##### Data supplied #####

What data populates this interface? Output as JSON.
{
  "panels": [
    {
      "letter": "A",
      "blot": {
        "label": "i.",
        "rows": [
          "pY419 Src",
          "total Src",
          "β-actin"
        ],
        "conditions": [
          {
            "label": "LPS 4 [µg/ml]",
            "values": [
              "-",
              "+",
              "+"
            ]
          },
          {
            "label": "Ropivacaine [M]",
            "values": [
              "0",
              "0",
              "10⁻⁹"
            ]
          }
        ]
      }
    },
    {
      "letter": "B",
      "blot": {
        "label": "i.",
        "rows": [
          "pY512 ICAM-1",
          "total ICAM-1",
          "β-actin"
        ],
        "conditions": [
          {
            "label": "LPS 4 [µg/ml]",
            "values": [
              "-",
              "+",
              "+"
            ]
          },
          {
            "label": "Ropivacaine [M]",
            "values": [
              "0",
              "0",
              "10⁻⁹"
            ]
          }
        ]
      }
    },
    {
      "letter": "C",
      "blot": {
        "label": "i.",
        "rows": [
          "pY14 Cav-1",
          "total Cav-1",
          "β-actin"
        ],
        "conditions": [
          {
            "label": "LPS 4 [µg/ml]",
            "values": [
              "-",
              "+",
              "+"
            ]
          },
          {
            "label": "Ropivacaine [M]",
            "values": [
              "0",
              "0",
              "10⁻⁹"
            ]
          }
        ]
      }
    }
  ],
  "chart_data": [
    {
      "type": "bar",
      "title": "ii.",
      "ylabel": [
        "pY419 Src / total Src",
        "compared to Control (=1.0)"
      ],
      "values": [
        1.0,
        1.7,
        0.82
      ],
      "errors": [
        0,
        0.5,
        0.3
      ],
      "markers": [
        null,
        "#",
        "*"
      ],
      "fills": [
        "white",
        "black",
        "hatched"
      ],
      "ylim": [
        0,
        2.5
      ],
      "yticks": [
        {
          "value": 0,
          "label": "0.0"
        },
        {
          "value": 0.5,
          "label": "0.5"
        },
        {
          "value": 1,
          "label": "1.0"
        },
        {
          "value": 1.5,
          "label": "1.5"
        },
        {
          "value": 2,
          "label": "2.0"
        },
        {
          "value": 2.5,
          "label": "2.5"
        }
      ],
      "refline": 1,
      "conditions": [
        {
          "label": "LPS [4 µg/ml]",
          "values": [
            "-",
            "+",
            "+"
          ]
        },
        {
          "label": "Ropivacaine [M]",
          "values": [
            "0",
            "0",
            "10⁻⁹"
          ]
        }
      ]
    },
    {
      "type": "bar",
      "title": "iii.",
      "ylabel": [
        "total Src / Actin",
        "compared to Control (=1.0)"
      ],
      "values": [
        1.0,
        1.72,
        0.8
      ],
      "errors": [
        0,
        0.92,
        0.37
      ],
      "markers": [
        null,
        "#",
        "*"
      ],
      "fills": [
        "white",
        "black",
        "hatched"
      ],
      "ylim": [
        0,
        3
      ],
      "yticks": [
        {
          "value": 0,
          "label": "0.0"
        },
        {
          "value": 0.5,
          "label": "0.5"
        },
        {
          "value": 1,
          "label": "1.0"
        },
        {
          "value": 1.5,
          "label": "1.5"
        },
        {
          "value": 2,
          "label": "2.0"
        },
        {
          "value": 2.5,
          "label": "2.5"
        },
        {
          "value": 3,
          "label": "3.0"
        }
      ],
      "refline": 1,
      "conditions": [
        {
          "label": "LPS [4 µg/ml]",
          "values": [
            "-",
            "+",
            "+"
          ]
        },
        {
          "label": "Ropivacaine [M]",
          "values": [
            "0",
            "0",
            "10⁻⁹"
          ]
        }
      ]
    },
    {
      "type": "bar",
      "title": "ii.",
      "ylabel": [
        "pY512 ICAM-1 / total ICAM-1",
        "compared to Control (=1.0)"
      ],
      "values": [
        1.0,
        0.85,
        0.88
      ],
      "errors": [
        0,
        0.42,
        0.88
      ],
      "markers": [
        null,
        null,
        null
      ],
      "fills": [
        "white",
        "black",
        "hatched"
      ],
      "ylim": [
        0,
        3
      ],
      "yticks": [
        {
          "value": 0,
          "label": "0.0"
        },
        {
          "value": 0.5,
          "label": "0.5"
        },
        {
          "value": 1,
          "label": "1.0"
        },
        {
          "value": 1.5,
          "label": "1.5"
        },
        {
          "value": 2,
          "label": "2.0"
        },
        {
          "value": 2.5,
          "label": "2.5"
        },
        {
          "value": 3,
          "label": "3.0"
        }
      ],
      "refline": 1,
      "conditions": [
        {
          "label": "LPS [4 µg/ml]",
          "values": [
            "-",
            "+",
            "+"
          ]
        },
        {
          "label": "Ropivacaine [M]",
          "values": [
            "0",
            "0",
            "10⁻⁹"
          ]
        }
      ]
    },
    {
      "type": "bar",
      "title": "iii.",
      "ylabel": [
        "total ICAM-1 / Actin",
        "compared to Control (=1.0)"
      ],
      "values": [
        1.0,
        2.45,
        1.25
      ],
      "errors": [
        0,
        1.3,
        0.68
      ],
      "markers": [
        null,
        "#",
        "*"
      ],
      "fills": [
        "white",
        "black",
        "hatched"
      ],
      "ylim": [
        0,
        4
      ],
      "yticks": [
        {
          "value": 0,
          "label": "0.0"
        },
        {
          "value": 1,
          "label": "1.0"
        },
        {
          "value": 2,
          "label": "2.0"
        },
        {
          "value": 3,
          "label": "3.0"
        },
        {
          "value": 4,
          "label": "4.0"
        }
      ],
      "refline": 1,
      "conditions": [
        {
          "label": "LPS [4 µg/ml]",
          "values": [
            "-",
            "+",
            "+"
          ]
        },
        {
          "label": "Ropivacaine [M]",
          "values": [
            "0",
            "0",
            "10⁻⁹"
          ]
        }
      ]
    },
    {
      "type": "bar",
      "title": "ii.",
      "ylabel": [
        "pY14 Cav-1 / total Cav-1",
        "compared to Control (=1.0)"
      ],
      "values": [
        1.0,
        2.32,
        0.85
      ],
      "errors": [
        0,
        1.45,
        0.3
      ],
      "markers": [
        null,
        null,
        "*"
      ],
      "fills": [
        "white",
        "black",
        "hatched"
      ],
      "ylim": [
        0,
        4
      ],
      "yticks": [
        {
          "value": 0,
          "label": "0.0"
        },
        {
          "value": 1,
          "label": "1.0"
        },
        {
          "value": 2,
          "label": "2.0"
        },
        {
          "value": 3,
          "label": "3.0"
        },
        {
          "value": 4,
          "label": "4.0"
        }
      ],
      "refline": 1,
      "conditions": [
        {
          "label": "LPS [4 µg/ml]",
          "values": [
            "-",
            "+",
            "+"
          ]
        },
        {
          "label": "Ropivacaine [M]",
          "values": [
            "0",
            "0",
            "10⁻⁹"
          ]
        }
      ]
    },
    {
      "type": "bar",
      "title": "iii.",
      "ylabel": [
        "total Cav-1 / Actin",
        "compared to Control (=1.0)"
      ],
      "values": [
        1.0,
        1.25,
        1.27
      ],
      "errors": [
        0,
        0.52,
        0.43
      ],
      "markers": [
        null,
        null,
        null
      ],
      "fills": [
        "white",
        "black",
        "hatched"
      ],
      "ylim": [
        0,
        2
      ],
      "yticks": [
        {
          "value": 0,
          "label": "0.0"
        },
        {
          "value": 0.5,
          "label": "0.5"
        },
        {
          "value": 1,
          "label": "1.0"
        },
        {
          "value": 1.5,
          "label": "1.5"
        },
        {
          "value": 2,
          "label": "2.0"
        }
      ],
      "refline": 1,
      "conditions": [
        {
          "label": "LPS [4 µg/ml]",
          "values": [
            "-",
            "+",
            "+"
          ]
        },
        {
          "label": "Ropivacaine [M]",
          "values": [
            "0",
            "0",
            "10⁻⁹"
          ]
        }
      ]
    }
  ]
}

#####

#### Written request:
Transcribe the material above in its entirety. Match it exactly.

#### Correct result:
What data populates this interface? Output as JSON.
{
  "panels": [
    {
      "letter": "A",
      "blot": {
        "label": "i.",
        "rows": [
          "pY419 Src",
          "total Src",
          "β-actin"
        ],
        "conditions": [
          {
            "label": "LPS 4 [µg/ml]",
            "values": [
              "-",
              "+",
              "+"
            ]
          },
          {
            "label": "Ropivacaine [M]",
            "values": [
              "0",
              "0",
              "10⁻⁹"
            ]
          }
        ]
      }
    },
    {
      "letter": "B",
      "blot": {
        "label": "i.",
        "rows": [
          "pY512 ICAM-1",
          "total ICAM-1",
          "β-actin"
        ],
        "conditions": [
          {
            "label": "LPS 4 [µg/ml]",
            "values": [
              "-",
              "+",
              "+"
            ]
          },
          {
            "label": "Ropivacaine [M]",
            "values": [
              "0",
              "0",
              "10⁻⁹"
            ]
          }
        ]
      }
    },
    {
      "letter": "C",
      "blot": {
        "label": "i.",
        "rows": [
          "pY14 Cav-1",
          "total Cav-1",
          "β-actin"
        ],
        "conditions": [
          {
            "label": "LPS 4 [µg/ml]",
            "values": [
              "-",
              "+",
              "+"
            ]
          },
          {
            "label": "Ropivacaine [M]",
            "values": [
              "0",
              "0",
              "10⁻⁹"
            ]
          }
        ]
      }
    }
  ],
  "chart_data": [
    {
      "type": "bar",
      "title": "ii.",
      "ylabel": [
        "pY419 Src / total Src",
        "compared to Control (=1.0)"
      ],
      "values": [
        1.0,
        1.7,
        0.82
      ],
      "errors": [
        0,
        0.5,
        0.3
      ],
      "markers": [
        null,
        "#",
        "*"
      ],
      "fills": [
        "white",
        "black",
        "hatched"
      ],
      "ylim": [
        0,
        2.5
      ],
      "yticks": [
        {
          "value": 0,
          "label": "0.0"
        },
        {
          "value": 0.5,
          "label": "0.5"
        },
        {
          "value": 1,
          "label": "1.0"
        },
        {
          "value": 1.5,
          "label": "1.5"
        },
        {
          "value": 2,
          "label": "2.0"
        },
        {
          "value": 2.5,
          "label": "2.5"
        }
      ],
      "refline": 1,
      "conditions": [
        {
          "label": "LPS [4 µg/ml]",
          "values": [
            "-",
            "+",
            "+"
          ]
        },
        {
          "label": "Ropivacaine [M]",
          "values": [
            "0",
            "0",
            "10⁻⁹"
          ]
        }
      ]
    },
    {
      "type": "bar",
      "title": "iii.",
      "ylabel": [
        "total Src / Actin",
        "compared to Control (=1.0)"
      ],
      "values": [
        1.0,
        1.72,
        0.8
      ],
      "errors": [
        0,
        0.92,
        0.37
      ],
      "markers": [
        null,
        "#",
        "*"
      ],
      "fills": [
        "white",
        "black",
        "hatched"
      ],
      "ylim": [
        0,
        3
      ],
      "yticks": [
        {
          "value": 0,
          "label": "0.0"
        },
        {
          "value": 0.5,
          "label": "0.5"
        },
        {
          "value": 1,
          "label": "1.0"
        },
        {
          "value": 1.5,
          "label": "1.5"
        },
        {
          "value": 2,
          "label": "2.0"
        },
        {
          "value": 2.5,
          "label": "2.5"
        },
        {
          "value": 3,
          "label": "3.0"
        }
      ],
      "refline": 1,
      "conditions": [
        {
          "label": "LPS [4 µg/ml]",
          "values": [
            "-",
            "+",
            "+"
          ]
        },
        {
          "label": "Ropivacaine [M]",
          "values": [
            "0",
            "0",
            "10⁻⁹"
          ]
        }
      ]
    },
    {
      "type": "bar",
      "title": "ii.",
      "ylabel": [
        "pY512 ICAM-1 / total ICAM-1",
        "compared to Control (=1.0)"
      ],
      "values": [
        1.0,
        0.85,
        0.88
      ],
      "errors": [
        0,
        0.42,
        0.88
      ],
      "markers": [
        null,
        null,
        null
      ],
      "fills": [
        "white",
        "black",
        "hatched"
      ],
      "ylim": [
        0,
        3
      ],
      "yticks": [
        {
          "value": 0,
          "label": "0.0"
        },
        {
          "value": 0.5,
          "label": "0.5"
        },
        {
          "value": 1,
          "label": "1.0"
        },
        {
          "value": 1.5,
          "label": "1.5"
        },
        {
          "value": 2,
          "label": "2.0"
        },
        {
          "value": 2.5,
          "label": "2.5"
        },
        {
          "value": 3,
          "label": "3.0"
        }
      ],
      "refline": 1,
      "conditions": [
        {
          "label": "LPS [4 µg/ml]",
          "values": [
            "-",
            "+",
            "+"
          ]
        },
        {
          "label": "Ropivacaine [M]",
          "values": [
            "0",
            "0",
            "10⁻⁹"
          ]
        }
      ]
    },
    {
      "type": "bar",
      "title": "iii.",
      "ylabel": [
        "total ICAM-1 / Actin",
        "compared to Control (=1.0)"
      ],
      "values": [
        1.0,
        2.45,
        1.25
      ],
      "errors": [
        0,
        1.3,
        0.68
      ],
      "markers": [
        null,
        "#",
        "*"
      ],
      "fills": [
        "white",
        "black",
        "hatched"
      ],
      "ylim": [
        0,
        4
      ],
      "yticks": [
        {
          "value": 0,
          "label": "0.0"
        },
        {
          "value": 1,
          "label": "1.0"
        },
        {
          "value": 2,
          "label": "2.0"
        },
        {
          "value": 3,
          "label": "3.0"
        },
        {
          "value": 4,
          "label": "4.0"
        }
      ],
      "refline": 1,
      "conditions": [
        {
          "label": "LPS [4 µg/ml]",
          "values": [
            "-",
            "+",
            "+"
          ]
        },
        {
          "label": "Ropivacaine [M]",
          "values": [
            "0",
            "0",
            "10⁻⁹"
          ]
        }
      ]
    },
    {
      "type": "bar",
      "title": "ii.",
      "ylabel": [
        "pY14 Cav-1 / total Cav-1",
        "compared to Control (=1.0)"
      ],
      "values": [
        1.0,
        2.32,
        0.85
      ],
      "errors": [
        0,
        1.45,
        0.3
      ],
      "markers": [
        null,
        null,
        "*"
      ],
      "fills": [
        "white",
        "black",
        "hatched"
      ],
      "ylim": [
        0,
        4
      ],
      "yticks": [
        {
          "value": 0,
          "label": "0.0"
        },
        {
          "value": 1,
          "label": "1.0"
        },
        {
          "value": 2,
          "label": "2.0"
        },
        {
          "value": 3,
          "label": "3.0"
        },
        {
          "value": 4,
          "label": "4.0"
        }
      ],
      "refline": 1,
      "conditions": [
        {
          "label": "LPS [4 µg/ml]",
          "values": [
            "-",
            "+",
            "+"
          ]
        },
        {
          "label": "Ropivacaine [M]",
          "values": [
            "0",
            "0",
            "10⁻⁹"
          ]
        }
      ]
    },
    {
      "type": "bar",
      "title": "iii.",
      "ylabel": [
        "total Cav-1 / Actin",
        "compared to Control (=1.0)"
      ],
      "values": [
        1.0,
        1.25,
        1.27
      ],
      "errors": [
        0,
        0.52,
        0.43
      ],
      "markers": [
        null,
        null,
        null
      ],
      "fills": [
        "white",
        "black",
        "hatched"
      ],
      "ylim": [
        0,
        2
      ],
      "yticks": [
        {
          "value": 0,
          "label": "0.0"
        },
        {
          "value": 0.5,
          "label": "0.5"
        },
        {
          "value": 1,
          "label": "1.0"
        },
        {
          "value": 1.5,
          "label": "1.5"
        },
        {
          "value": 2,
          "label": "2.0"
        }
      ],
      "refline": 1,
      "conditions": [
        {
          "label": "LPS [4 µg/ml]",
          "values": [
            "-",
            "+",
            "+"
          ]
        },
        {
          "label": "Ropivacaine [M]",
          "values": [
            "0",
            "0",
            "10⁻⁹"
          ]
        }
      ]
    }
  ]
}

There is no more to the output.